Records from a data collection
========

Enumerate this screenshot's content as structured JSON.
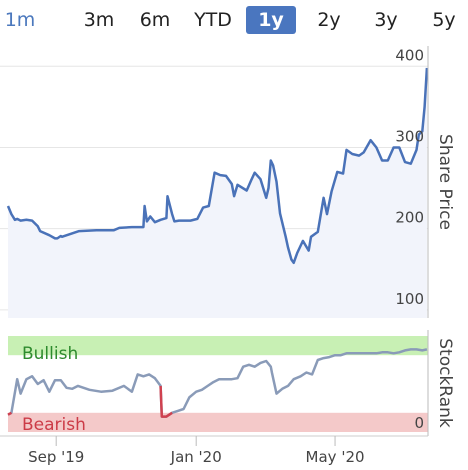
{
  "range_selector": {
    "buttons": [
      "1m",
      "3m",
      "6m",
      "YTD",
      "1y",
      "2y",
      "3y",
      "5y"
    ],
    "selected": "1y"
  },
  "colors": {
    "price_line": "#4a72b8",
    "price_fill": "#f2f4fb",
    "stockrank_line": "#8a9bb8",
    "stockrank_bearish_line": "#d0414f",
    "bullish_band": "#c8f0b4",
    "bearish_band": "#f4c9c9",
    "bullish_text": "#2e8b2e",
    "bearish_text": "#cc3b47",
    "grid": "#e6e6e6"
  },
  "chart_data": [
    {
      "type": "area",
      "ylabel": "Share Price",
      "y_ticks": [
        100,
        200,
        300,
        400
      ],
      "ylim": [
        90,
        425
      ],
      "xlim": [
        "2019-07-21",
        "2020-07-21"
      ],
      "grid": "horizontal",
      "x": [
        "2019-07-21",
        "2019-07-24",
        "2019-07-27",
        "2019-07-29",
        "2019-08-01",
        "2019-08-06",
        "2019-08-11",
        "2019-08-16",
        "2019-08-18",
        "2019-08-26",
        "2019-08-31",
        "2019-09-02",
        "2019-09-05",
        "2019-09-06",
        "2019-09-21",
        "2019-10-06",
        "2019-10-21",
        "2019-10-26",
        "2019-11-06",
        "2019-11-16",
        "2019-11-17",
        "2019-11-19",
        "2019-11-22",
        "2019-11-26",
        "2019-12-01",
        "2019-12-06",
        "2019-12-07",
        "2019-12-11",
        "2019-12-13",
        "2019-12-17",
        "2019-12-23",
        "2019-12-27",
        "2020-01-02",
        "2020-01-07",
        "2020-01-12",
        "2020-01-17",
        "2020-01-22",
        "2020-01-27",
        "2020-02-01",
        "2020-02-03",
        "2020-02-06",
        "2020-02-14",
        "2020-02-18",
        "2020-02-21",
        "2020-02-26",
        "2020-03-02",
        "2020-03-04",
        "2020-03-06",
        "2020-03-08",
        "2020-03-11",
        "2020-03-14",
        "2020-03-19",
        "2020-03-21",
        "2020-03-24",
        "2020-03-26",
        "2020-03-29",
        "2020-04-03",
        "2020-04-08",
        "2020-04-10",
        "2020-04-16",
        "2020-04-21",
        "2020-04-24",
        "2020-04-28",
        "2020-05-03",
        "2020-05-08",
        "2020-05-11",
        "2020-05-16",
        "2020-05-22",
        "2020-05-26",
        "2020-06-01",
        "2020-06-06",
        "2020-06-11",
        "2020-06-16",
        "2020-06-21",
        "2020-06-26",
        "2020-07-01",
        "2020-07-06",
        "2020-07-11",
        "2020-07-13",
        "2020-07-16",
        "2020-07-18",
        "2020-07-20"
      ],
      "y": [
        228,
        218,
        211,
        212,
        210,
        211,
        210,
        203,
        197,
        192,
        188,
        188,
        191,
        190,
        197,
        198,
        198,
        201,
        202,
        202,
        228,
        209,
        215,
        208,
        211,
        213,
        240,
        218,
        209,
        210,
        210,
        210,
        212,
        226,
        228,
        269,
        266,
        265,
        255,
        240,
        254,
        247,
        260,
        269,
        261,
        238,
        250,
        284,
        278,
        258,
        219,
        190,
        177,
        162,
        158,
        170,
        185,
        173,
        190,
        196,
        238,
        218,
        246,
        270,
        268,
        297,
        292,
        290,
        294,
        309,
        300,
        284,
        284,
        300,
        300,
        282,
        280,
        297,
        316,
        320,
        350,
        398
      ]
    },
    {
      "type": "line",
      "ylabel": "StockRank",
      "y_tick_labels": [
        "0"
      ],
      "bands": [
        {
          "label": "Bullish",
          "from": 80,
          "to": 100
        },
        {
          "label": "Bearish",
          "from": 0,
          "to": 20
        }
      ],
      "ylim": [
        0,
        100
      ],
      "x_tick_labels": [
        "Sep '19",
        "Jan '20",
        "May '20"
      ],
      "x_ticks": [
        "2019-09-01",
        "2020-01-01",
        "2020-05-01"
      ],
      "xlim": [
        "2019-07-21",
        "2020-07-21"
      ],
      "x": [
        "2019-07-21",
        "2019-07-24",
        "2019-07-29",
        "2019-08-01",
        "2019-08-06",
        "2019-08-11",
        "2019-08-16",
        "2019-08-21",
        "2019-08-26",
        "2019-08-31",
        "2019-09-05",
        "2019-09-10",
        "2019-09-15",
        "2019-09-20",
        "2019-09-30",
        "2019-10-10",
        "2019-10-20",
        "2019-10-30",
        "2019-11-06",
        "2019-11-11",
        "2019-11-16",
        "2019-11-21",
        "2019-11-26",
        "2019-12-01",
        "2019-12-02",
        "2019-12-06",
        "2019-12-11",
        "2019-12-16",
        "2019-12-21",
        "2019-12-26",
        "2020-01-01",
        "2020-01-06",
        "2020-01-11",
        "2020-01-16",
        "2020-01-21",
        "2020-01-26",
        "2020-02-01",
        "2020-02-06",
        "2020-02-11",
        "2020-02-16",
        "2020-02-21",
        "2020-02-26",
        "2020-03-02",
        "2020-03-06",
        "2020-03-07",
        "2020-03-11",
        "2020-03-16",
        "2020-03-21",
        "2020-03-26",
        "2020-04-01",
        "2020-04-06",
        "2020-04-11",
        "2020-04-16",
        "2020-04-21",
        "2020-04-26",
        "2020-05-01",
        "2020-05-06",
        "2020-05-11",
        "2020-05-16",
        "2020-05-21",
        "2020-05-26",
        "2020-06-01",
        "2020-06-06",
        "2020-06-11",
        "2020-06-16",
        "2020-06-21",
        "2020-06-26",
        "2020-07-01",
        "2020-07-06",
        "2020-07-11",
        "2020-07-16",
        "2020-07-20"
      ],
      "y": [
        18,
        20,
        55,
        40,
        55,
        58,
        50,
        54,
        42,
        54,
        54,
        46,
        45,
        48,
        44,
        42,
        43,
        48,
        42,
        60,
        58,
        60,
        56,
        48,
        16,
        16,
        20,
        22,
        24,
        36,
        42,
        44,
        48,
        52,
        55,
        55,
        55,
        56,
        68,
        70,
        68,
        72,
        74,
        68,
        62,
        40,
        45,
        48,
        55,
        58,
        62,
        60,
        75,
        77,
        78,
        80,
        80,
        82,
        82,
        82,
        82,
        82,
        82,
        83,
        83,
        82,
        83,
        85,
        86,
        86,
        85,
        86
      ]
    }
  ]
}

========

To be done » Take the listing above and restate it word for word, without its pictures.

Result below »
Enumerate this screenshot's content as structured JSON.
{
  "range_selector": {
    "buttons": [
      "1m",
      "3m",
      "6m",
      "YTD",
      "1y",
      "2y",
      "3y",
      "5y"
    ],
    "selected": "1y"
  },
  "colors": {
    "price_line": "#4a72b8",
    "price_fill": "#f2f4fb",
    "stockrank_line": "#8a9bb8",
    "stockrank_bearish_line": "#d0414f",
    "bullish_band": "#c8f0b4",
    "bearish_band": "#f4c9c9",
    "bullish_text": "#2e8b2e",
    "bearish_text": "#cc3b47",
    "grid": "#e6e6e6"
  },
  "chart_data": [
    {
      "type": "area",
      "ylabel": "Share Price",
      "y_ticks": [
        100,
        200,
        300,
        400
      ],
      "ylim": [
        90,
        425
      ],
      "xlim": [
        "2019-07-21",
        "2020-07-21"
      ],
      "grid": "horizontal",
      "x": [
        "2019-07-21",
        "2019-07-24",
        "2019-07-27",
        "2019-07-29",
        "2019-08-01",
        "2019-08-06",
        "2019-08-11",
        "2019-08-16",
        "2019-08-18",
        "2019-08-26",
        "2019-08-31",
        "2019-09-02",
        "2019-09-05",
        "2019-09-06",
        "2019-09-21",
        "2019-10-06",
        "2019-10-21",
        "2019-10-26",
        "2019-11-06",
        "2019-11-16",
        "2019-11-17",
        "2019-11-19",
        "2019-11-22",
        "2019-11-26",
        "2019-12-01",
        "2019-12-06",
        "2019-12-07",
        "2019-12-11",
        "2019-12-13",
        "2019-12-17",
        "2019-12-23",
        "2019-12-27",
        "2020-01-02",
        "2020-01-07",
        "2020-01-12",
        "2020-01-17",
        "2020-01-22",
        "2020-01-27",
        "2020-02-01",
        "2020-02-03",
        "2020-02-06",
        "2020-02-14",
        "2020-02-18",
        "2020-02-21",
        "2020-02-26",
        "2020-03-02",
        "2020-03-04",
        "2020-03-06",
        "2020-03-08",
        "2020-03-11",
        "2020-03-14",
        "2020-03-19",
        "2020-03-21",
        "2020-03-24",
        "2020-03-26",
        "2020-03-29",
        "2020-04-03",
        "2020-04-08",
        "2020-04-10",
        "2020-04-16",
        "2020-04-21",
        "2020-04-24",
        "2020-04-28",
        "2020-05-03",
        "2020-05-08",
        "2020-05-11",
        "2020-05-16",
        "2020-05-22",
        "2020-05-26",
        "2020-06-01",
        "2020-06-06",
        "2020-06-11",
        "2020-06-16",
        "2020-06-21",
        "2020-06-26",
        "2020-07-01",
        "2020-07-06",
        "2020-07-11",
        "2020-07-13",
        "2020-07-16",
        "2020-07-18",
        "2020-07-20"
      ],
      "y": [
        228,
        218,
        211,
        212,
        210,
        211,
        210,
        203,
        197,
        192,
        188,
        188,
        191,
        190,
        197,
        198,
        198,
        201,
        202,
        202,
        228,
        209,
        215,
        208,
        211,
        213,
        240,
        218,
        209,
        210,
        210,
        210,
        212,
        226,
        228,
        269,
        266,
        265,
        255,
        240,
        254,
        247,
        260,
        269,
        261,
        238,
        250,
        284,
        278,
        258,
        219,
        190,
        177,
        162,
        158,
        170,
        185,
        173,
        190,
        196,
        238,
        218,
        246,
        270,
        268,
        297,
        292,
        290,
        294,
        309,
        300,
        284,
        284,
        300,
        300,
        282,
        280,
        297,
        316,
        320,
        350,
        398
      ]
    },
    {
      "type": "line",
      "ylabel": "StockRank",
      "y_tick_labels": [
        "0"
      ],
      "bands": [
        {
          "label": "Bullish",
          "from": 80,
          "to": 100
        },
        {
          "label": "Bearish",
          "from": 0,
          "to": 20
        }
      ],
      "ylim": [
        0,
        100
      ],
      "x_tick_labels": [
        "Sep '19",
        "Jan '20",
        "May '20"
      ],
      "x_ticks": [
        "2019-09-01",
        "2020-01-01",
        "2020-05-01"
      ],
      "xlim": [
        "2019-07-21",
        "2020-07-21"
      ],
      "x": [
        "2019-07-21",
        "2019-07-24",
        "2019-07-29",
        "2019-08-01",
        "2019-08-06",
        "2019-08-11",
        "2019-08-16",
        "2019-08-21",
        "2019-08-26",
        "2019-08-31",
        "2019-09-05",
        "2019-09-10",
        "2019-09-15",
        "2019-09-20",
        "2019-09-30",
        "2019-10-10",
        "2019-10-20",
        "2019-10-30",
        "2019-11-06",
        "2019-11-11",
        "2019-11-16",
        "2019-11-21",
        "2019-11-26",
        "2019-12-01",
        "2019-12-02",
        "2019-12-06",
        "2019-12-11",
        "2019-12-16",
        "2019-12-21",
        "2019-12-26",
        "2020-01-01",
        "2020-01-06",
        "2020-01-11",
        "2020-01-16",
        "2020-01-21",
        "2020-01-26",
        "2020-02-01",
        "2020-02-06",
        "2020-02-11",
        "2020-02-16",
        "2020-02-21",
        "2020-02-26",
        "2020-03-02",
        "2020-03-06",
        "2020-03-07",
        "2020-03-11",
        "2020-03-16",
        "2020-03-21",
        "2020-03-26",
        "2020-04-01",
        "2020-04-06",
        "2020-04-11",
        "2020-04-16",
        "2020-04-21",
        "2020-04-26",
        "2020-05-01",
        "2020-05-06",
        "2020-05-11",
        "2020-05-16",
        "2020-05-21",
        "2020-05-26",
        "2020-06-01",
        "2020-06-06",
        "2020-06-11",
        "2020-06-16",
        "2020-06-21",
        "2020-06-26",
        "2020-07-01",
        "2020-07-06",
        "2020-07-11",
        "2020-07-16",
        "2020-07-20"
      ],
      "y": [
        18,
        20,
        55,
        40,
        55,
        58,
        50,
        54,
        42,
        54,
        54,
        46,
        45,
        48,
        44,
        42,
        43,
        48,
        42,
        60,
        58,
        60,
        56,
        48,
        16,
        16,
        20,
        22,
        24,
        36,
        42,
        44,
        48,
        52,
        55,
        55,
        55,
        56,
        68,
        70,
        68,
        72,
        74,
        68,
        62,
        40,
        45,
        48,
        55,
        58,
        62,
        60,
        75,
        77,
        78,
        80,
        80,
        82,
        82,
        82,
        82,
        82,
        82,
        83,
        83,
        82,
        83,
        85,
        86,
        86,
        85,
        86
      ]
    }
  ]
}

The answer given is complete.